* start RECORDS TO USE *
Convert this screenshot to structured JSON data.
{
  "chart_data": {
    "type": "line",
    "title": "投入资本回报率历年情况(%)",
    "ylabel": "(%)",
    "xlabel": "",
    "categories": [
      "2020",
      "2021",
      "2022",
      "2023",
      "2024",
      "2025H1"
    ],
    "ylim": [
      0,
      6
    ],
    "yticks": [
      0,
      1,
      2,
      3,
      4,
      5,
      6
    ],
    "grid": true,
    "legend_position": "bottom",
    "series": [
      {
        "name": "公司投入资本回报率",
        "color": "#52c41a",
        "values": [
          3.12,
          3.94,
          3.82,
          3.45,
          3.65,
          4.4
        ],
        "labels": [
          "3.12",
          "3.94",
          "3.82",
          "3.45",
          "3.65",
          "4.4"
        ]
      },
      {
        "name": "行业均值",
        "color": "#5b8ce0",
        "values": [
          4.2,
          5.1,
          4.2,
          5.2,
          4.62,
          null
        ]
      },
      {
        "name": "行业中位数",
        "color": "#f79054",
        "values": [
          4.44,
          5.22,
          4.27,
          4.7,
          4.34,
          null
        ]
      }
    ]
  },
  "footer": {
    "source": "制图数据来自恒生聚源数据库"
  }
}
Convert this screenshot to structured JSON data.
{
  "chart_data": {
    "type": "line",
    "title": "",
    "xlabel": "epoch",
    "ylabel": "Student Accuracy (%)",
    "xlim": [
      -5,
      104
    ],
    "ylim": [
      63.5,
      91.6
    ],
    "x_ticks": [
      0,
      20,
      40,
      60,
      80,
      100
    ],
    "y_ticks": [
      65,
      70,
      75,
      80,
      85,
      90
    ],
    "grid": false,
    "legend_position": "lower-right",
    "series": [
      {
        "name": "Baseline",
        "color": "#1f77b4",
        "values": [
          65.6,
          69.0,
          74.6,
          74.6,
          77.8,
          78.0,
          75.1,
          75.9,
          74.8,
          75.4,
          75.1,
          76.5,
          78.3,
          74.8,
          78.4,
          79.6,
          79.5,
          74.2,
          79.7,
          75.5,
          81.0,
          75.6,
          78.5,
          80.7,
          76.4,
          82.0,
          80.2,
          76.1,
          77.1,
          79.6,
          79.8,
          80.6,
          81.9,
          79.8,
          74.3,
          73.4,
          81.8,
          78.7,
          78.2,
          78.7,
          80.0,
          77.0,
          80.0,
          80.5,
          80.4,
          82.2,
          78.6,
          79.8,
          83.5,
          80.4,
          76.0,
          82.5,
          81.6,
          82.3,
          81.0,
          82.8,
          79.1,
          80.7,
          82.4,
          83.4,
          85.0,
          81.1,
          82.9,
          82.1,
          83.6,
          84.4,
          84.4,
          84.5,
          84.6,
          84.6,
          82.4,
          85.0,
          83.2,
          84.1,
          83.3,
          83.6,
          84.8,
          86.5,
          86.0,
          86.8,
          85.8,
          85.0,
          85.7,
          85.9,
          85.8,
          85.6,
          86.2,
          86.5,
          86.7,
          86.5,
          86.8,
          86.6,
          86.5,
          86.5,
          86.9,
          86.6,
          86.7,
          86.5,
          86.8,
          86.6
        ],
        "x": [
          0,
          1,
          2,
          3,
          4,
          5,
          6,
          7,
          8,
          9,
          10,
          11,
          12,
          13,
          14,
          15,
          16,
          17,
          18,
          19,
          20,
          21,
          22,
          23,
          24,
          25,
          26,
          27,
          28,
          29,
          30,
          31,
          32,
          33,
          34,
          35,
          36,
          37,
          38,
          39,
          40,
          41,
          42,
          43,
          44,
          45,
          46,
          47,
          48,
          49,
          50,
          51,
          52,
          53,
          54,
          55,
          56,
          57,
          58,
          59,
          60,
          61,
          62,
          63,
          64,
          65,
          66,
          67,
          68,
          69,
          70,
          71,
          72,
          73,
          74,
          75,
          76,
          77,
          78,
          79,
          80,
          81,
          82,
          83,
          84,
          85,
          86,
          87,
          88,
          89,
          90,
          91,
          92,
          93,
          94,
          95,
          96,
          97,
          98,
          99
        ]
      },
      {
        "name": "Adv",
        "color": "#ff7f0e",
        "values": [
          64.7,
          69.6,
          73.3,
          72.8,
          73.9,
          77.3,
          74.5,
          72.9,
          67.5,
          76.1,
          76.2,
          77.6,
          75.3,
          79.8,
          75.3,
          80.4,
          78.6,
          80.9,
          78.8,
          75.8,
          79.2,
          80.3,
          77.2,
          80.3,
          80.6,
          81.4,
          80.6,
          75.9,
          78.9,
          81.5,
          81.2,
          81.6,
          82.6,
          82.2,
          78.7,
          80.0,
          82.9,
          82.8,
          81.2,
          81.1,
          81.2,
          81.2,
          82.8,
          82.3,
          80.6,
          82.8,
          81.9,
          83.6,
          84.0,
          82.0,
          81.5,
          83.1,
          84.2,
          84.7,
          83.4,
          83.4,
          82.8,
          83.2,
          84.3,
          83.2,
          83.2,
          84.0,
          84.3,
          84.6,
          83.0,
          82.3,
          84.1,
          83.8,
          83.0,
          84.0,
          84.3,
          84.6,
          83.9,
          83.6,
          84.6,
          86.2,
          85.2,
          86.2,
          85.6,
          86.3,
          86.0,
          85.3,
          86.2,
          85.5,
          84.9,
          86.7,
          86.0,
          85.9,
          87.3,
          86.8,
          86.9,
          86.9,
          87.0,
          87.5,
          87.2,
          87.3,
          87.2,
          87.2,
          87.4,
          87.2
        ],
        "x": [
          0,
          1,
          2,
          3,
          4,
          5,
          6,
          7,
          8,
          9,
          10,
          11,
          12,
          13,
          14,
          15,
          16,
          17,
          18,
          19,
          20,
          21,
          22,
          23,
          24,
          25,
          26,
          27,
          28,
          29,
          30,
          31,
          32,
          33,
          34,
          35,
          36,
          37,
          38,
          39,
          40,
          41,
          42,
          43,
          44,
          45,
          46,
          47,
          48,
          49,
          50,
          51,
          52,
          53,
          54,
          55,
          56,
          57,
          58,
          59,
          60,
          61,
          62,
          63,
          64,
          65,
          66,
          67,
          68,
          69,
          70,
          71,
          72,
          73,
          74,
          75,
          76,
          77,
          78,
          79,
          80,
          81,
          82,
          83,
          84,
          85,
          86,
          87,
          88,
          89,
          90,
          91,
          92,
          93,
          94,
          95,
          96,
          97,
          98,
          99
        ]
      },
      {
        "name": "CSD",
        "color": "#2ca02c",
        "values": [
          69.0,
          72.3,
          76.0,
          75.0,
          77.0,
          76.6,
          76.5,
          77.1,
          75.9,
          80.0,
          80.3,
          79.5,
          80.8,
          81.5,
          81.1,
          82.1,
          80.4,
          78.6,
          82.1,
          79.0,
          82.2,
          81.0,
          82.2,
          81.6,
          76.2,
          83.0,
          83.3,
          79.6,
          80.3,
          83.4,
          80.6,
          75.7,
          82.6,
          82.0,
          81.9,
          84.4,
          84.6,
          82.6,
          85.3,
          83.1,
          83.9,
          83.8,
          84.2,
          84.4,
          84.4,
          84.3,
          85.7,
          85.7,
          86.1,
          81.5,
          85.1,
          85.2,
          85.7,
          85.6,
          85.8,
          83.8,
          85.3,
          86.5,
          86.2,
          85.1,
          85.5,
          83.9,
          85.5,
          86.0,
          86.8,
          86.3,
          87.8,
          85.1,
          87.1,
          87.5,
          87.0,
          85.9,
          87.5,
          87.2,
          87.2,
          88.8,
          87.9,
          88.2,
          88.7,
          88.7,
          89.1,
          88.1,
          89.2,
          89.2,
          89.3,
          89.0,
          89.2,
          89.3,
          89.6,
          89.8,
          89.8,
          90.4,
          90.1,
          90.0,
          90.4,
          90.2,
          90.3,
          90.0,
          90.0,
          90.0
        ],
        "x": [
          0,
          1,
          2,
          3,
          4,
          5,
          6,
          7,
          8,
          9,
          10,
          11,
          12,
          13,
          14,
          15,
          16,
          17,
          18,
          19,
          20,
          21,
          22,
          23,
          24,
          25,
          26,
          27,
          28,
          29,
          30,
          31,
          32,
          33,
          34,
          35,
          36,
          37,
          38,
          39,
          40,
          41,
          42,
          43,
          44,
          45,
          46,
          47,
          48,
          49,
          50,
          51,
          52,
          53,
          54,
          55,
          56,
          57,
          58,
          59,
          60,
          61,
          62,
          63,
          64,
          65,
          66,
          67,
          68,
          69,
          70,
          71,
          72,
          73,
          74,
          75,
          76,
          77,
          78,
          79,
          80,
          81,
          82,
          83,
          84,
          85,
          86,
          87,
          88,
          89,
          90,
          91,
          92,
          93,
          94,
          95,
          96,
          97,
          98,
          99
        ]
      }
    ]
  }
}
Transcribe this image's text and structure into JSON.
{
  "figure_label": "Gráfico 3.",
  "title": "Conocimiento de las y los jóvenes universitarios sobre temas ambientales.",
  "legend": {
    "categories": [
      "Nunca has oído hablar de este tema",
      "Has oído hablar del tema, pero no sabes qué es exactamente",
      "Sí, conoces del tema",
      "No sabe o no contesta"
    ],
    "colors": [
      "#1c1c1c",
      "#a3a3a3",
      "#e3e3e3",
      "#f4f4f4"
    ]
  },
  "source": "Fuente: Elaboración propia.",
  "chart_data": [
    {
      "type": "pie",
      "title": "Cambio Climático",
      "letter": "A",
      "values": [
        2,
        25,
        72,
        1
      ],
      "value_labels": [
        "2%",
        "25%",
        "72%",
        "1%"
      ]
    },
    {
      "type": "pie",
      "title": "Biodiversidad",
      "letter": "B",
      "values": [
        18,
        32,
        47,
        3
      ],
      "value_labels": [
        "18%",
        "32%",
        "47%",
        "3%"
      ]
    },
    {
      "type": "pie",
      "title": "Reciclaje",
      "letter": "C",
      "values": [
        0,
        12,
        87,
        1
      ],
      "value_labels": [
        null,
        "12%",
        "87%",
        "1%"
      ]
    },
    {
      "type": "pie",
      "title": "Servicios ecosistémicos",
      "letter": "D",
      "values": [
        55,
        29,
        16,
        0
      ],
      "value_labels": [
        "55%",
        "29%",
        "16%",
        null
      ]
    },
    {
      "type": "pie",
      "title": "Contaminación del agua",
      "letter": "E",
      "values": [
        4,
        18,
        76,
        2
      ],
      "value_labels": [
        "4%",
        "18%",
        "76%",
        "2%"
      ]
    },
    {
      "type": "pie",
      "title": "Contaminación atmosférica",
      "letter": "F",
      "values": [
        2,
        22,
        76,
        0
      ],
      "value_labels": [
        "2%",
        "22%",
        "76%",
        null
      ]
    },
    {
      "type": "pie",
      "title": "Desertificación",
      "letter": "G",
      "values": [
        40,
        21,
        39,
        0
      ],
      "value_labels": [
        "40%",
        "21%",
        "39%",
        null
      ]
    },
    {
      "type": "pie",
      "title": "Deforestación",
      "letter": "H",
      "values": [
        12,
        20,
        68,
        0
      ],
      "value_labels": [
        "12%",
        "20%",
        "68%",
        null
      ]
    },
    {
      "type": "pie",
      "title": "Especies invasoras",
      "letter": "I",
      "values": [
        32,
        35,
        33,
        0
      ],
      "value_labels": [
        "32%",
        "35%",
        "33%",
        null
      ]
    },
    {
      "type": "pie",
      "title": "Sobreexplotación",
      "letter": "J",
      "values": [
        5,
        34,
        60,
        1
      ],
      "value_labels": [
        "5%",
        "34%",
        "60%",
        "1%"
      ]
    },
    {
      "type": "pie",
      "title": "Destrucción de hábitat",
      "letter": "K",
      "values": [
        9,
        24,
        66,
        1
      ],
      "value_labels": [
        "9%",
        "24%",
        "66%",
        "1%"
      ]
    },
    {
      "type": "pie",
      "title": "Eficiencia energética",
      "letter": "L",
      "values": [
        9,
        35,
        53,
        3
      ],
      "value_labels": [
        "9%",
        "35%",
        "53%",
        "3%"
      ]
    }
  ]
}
* end RECORDS TO USE *
[SET PROBLEM] Copy every line in the listing above where the string "Contaminación" turns up.

[EXERCISE SOLUTION]
      "title": "Contaminación del agua",
      "title": "Contaminación atmosférica",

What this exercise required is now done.